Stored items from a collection
——

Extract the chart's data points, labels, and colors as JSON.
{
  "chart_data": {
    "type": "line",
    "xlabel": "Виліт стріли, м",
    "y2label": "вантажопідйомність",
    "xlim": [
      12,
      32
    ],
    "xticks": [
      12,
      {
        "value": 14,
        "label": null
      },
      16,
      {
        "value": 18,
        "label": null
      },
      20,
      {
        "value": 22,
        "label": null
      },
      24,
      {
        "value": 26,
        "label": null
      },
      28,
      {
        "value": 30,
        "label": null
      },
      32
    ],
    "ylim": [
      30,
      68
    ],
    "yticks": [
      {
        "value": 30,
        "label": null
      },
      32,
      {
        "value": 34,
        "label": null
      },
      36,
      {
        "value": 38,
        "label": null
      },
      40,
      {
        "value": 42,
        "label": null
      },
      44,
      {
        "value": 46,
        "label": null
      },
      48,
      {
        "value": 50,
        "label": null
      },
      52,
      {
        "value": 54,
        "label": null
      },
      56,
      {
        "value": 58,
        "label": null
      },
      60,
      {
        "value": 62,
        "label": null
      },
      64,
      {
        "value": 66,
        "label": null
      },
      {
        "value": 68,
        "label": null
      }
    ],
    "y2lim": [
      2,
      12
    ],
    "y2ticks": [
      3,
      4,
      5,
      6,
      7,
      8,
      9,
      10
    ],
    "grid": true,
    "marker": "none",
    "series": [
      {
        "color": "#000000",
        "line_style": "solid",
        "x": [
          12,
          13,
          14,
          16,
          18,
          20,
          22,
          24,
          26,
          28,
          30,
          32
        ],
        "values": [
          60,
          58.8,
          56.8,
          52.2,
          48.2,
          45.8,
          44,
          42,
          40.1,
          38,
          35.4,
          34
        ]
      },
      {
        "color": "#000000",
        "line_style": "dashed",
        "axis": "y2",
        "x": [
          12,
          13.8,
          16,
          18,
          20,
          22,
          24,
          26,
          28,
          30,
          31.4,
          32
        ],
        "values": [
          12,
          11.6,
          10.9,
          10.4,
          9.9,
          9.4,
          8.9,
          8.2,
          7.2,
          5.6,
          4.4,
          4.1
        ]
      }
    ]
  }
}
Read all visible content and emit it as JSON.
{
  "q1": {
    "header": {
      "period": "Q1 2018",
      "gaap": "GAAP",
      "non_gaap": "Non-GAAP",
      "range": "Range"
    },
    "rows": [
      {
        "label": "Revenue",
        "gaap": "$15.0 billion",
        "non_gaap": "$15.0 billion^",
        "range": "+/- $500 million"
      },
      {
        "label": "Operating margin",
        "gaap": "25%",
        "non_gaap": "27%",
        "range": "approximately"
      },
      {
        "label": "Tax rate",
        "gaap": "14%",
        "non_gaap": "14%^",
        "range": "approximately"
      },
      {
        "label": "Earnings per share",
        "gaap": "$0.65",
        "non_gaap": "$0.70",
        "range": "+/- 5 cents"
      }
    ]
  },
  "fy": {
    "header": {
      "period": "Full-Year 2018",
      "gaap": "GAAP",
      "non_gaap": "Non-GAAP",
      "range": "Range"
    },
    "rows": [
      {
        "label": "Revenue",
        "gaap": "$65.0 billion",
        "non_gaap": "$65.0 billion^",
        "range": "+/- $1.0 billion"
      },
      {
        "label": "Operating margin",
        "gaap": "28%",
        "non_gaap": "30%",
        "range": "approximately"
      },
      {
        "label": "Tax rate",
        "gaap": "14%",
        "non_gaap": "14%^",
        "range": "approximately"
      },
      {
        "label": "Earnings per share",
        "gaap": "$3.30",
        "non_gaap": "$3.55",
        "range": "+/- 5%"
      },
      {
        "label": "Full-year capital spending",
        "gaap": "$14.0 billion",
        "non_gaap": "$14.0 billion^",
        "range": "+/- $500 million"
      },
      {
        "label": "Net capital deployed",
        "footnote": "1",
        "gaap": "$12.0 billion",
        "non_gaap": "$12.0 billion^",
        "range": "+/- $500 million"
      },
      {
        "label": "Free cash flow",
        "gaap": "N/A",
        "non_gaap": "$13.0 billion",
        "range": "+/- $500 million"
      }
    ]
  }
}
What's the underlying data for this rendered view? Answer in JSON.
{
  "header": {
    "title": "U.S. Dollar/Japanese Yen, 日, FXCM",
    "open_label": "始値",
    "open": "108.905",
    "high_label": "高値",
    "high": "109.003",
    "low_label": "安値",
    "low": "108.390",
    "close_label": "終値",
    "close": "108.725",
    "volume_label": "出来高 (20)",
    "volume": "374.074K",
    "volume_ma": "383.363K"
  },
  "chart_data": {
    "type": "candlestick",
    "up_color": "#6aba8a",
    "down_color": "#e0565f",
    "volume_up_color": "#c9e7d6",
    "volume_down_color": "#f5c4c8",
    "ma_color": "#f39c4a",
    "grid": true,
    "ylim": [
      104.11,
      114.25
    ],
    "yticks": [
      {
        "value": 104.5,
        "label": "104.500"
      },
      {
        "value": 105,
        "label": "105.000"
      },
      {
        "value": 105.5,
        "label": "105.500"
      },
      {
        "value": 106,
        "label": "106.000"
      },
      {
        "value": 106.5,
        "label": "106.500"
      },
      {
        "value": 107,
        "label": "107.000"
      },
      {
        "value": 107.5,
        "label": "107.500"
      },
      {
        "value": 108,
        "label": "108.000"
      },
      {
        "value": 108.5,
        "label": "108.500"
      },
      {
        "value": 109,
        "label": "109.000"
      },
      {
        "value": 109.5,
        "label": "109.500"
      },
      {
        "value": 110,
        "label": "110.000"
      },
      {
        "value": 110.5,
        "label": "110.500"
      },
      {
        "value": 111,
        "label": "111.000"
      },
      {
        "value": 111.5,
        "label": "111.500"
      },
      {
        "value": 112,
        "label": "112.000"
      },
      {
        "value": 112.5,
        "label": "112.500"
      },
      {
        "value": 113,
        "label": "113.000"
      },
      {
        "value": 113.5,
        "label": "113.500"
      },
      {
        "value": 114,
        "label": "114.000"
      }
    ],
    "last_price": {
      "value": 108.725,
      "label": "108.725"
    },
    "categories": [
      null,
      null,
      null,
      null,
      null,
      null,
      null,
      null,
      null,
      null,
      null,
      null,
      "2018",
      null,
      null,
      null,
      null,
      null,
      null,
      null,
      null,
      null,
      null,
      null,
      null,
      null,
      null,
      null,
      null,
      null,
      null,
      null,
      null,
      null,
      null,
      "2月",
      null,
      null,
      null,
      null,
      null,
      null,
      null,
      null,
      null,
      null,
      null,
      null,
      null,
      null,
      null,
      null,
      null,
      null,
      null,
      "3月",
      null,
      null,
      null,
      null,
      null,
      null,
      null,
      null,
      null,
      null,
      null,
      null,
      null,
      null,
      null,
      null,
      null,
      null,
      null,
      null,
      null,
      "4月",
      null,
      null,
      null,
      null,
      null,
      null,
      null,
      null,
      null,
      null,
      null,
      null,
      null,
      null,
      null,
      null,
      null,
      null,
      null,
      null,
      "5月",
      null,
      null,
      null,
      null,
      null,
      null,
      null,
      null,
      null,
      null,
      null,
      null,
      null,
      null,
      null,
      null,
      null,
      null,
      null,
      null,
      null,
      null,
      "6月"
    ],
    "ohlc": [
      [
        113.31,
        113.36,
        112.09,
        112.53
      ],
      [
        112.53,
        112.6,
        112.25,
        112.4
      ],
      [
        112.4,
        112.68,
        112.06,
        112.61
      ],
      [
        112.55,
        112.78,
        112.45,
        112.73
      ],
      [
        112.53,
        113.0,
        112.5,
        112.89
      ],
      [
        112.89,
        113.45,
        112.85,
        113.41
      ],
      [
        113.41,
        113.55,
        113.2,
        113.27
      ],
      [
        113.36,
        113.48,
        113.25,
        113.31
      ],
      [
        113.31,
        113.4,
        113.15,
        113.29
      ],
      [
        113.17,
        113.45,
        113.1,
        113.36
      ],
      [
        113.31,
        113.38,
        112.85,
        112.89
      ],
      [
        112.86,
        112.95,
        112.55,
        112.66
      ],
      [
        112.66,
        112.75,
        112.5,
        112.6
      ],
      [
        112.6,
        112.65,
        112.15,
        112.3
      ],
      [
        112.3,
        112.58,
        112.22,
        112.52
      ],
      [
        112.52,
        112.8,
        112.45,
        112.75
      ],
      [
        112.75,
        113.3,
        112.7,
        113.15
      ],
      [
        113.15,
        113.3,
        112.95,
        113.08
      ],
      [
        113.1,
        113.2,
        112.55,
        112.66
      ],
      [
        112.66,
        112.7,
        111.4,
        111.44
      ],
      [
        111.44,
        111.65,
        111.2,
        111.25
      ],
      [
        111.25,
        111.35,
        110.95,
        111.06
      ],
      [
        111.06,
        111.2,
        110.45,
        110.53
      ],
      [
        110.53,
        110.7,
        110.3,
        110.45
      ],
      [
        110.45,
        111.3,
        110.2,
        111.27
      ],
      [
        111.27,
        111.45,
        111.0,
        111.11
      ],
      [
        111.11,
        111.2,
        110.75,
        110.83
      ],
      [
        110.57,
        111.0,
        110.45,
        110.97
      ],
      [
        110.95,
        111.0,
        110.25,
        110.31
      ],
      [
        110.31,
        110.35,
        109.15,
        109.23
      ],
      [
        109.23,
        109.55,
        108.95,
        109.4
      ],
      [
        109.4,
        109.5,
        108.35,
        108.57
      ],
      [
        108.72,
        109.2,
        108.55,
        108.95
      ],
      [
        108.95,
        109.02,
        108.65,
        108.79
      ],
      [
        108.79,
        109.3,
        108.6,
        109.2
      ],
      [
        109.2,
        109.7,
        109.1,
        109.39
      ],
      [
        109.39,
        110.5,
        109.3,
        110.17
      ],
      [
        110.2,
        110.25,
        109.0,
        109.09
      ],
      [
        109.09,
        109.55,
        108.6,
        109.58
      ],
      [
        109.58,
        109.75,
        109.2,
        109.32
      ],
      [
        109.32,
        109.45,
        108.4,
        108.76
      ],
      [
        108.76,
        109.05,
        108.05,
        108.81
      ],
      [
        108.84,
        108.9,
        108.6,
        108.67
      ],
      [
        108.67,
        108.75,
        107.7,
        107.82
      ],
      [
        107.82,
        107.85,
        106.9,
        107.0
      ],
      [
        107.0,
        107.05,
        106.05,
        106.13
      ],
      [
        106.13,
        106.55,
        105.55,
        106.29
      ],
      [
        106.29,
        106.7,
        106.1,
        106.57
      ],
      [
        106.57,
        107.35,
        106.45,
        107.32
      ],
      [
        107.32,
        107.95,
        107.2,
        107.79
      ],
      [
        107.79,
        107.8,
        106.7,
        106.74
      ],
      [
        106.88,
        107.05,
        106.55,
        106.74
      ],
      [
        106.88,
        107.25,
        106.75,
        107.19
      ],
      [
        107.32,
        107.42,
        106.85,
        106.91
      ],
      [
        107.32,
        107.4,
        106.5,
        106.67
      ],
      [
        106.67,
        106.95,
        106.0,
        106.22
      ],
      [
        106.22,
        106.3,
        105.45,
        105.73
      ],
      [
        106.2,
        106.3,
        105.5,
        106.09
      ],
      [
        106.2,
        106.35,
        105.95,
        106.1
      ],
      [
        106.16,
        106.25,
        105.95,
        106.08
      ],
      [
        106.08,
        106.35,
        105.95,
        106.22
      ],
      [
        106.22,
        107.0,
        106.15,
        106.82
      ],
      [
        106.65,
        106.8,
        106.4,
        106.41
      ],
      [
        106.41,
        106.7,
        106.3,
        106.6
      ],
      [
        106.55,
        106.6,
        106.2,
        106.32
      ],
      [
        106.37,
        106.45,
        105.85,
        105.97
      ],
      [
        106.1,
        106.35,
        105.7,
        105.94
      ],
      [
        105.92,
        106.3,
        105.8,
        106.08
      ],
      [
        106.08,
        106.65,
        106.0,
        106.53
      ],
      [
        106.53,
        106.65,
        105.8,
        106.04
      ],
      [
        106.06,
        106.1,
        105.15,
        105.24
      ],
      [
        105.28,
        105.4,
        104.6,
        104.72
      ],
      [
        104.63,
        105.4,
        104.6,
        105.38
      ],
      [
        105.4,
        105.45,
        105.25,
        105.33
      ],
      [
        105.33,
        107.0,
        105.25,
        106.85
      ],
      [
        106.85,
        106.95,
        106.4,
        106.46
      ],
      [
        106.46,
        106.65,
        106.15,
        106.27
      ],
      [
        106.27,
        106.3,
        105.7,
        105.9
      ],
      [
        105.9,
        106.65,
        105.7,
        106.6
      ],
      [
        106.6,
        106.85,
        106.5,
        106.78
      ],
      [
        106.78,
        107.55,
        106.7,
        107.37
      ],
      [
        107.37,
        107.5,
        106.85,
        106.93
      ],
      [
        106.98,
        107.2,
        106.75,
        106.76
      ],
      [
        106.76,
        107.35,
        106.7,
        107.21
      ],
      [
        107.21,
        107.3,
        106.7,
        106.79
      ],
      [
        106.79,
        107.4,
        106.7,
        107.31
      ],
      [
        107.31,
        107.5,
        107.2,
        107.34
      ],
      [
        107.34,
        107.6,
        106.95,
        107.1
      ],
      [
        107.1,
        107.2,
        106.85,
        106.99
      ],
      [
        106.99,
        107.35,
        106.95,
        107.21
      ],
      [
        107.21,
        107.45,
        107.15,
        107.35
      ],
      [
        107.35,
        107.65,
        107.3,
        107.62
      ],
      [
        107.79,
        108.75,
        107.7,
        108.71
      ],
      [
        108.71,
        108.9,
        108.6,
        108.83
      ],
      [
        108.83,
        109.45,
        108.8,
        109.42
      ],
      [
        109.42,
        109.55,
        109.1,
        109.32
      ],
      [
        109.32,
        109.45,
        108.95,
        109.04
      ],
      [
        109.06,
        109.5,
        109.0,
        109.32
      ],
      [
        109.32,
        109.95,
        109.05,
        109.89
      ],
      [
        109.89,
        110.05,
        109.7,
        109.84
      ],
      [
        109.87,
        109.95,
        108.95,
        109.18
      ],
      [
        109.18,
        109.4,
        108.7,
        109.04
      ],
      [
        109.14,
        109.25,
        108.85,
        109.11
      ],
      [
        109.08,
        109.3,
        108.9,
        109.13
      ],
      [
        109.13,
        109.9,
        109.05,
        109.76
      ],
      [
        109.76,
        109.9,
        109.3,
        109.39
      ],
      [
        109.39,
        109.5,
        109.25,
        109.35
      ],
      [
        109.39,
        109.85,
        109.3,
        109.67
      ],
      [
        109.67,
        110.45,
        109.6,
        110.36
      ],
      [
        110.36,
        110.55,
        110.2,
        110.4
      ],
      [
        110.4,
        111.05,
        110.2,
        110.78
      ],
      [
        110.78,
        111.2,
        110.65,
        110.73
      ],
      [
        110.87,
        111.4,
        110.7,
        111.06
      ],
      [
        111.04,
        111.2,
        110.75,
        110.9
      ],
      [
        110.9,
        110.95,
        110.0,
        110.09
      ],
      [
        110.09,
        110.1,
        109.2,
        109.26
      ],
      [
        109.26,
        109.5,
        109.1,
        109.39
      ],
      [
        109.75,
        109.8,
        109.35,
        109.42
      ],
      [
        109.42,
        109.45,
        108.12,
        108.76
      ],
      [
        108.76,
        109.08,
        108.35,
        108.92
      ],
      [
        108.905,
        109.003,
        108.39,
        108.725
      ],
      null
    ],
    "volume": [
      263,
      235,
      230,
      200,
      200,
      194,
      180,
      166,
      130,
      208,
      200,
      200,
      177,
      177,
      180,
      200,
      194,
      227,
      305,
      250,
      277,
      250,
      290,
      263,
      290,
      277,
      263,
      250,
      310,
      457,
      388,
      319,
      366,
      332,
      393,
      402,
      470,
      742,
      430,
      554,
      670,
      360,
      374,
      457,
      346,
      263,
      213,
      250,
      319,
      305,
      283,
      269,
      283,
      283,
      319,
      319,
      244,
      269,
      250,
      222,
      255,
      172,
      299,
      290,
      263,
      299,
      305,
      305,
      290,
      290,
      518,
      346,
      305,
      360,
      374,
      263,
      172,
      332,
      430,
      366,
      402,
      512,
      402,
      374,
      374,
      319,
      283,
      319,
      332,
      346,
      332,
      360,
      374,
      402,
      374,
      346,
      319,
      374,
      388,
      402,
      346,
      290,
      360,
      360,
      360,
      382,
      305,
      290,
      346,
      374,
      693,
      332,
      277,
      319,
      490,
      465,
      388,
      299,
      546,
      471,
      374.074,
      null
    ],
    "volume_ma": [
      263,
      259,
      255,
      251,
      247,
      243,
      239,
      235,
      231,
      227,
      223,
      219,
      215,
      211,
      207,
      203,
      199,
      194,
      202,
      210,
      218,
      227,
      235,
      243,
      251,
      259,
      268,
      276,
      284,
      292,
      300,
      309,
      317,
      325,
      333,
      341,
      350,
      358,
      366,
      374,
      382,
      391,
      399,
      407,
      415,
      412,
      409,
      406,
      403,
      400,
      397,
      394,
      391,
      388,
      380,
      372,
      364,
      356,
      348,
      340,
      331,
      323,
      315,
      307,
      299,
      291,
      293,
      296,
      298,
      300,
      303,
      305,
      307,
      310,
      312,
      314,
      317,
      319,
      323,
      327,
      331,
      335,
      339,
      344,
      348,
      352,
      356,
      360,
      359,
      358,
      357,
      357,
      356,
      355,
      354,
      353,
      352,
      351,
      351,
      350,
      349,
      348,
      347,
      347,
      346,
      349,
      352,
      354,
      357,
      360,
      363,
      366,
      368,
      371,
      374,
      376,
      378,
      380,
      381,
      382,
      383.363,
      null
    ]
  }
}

——

- AIM -
Find all the lines containing "period" in the material, then copy them.

- THE OUTPUT -
      "period": "Q1 2018",
      "period": "Full-Year 2018",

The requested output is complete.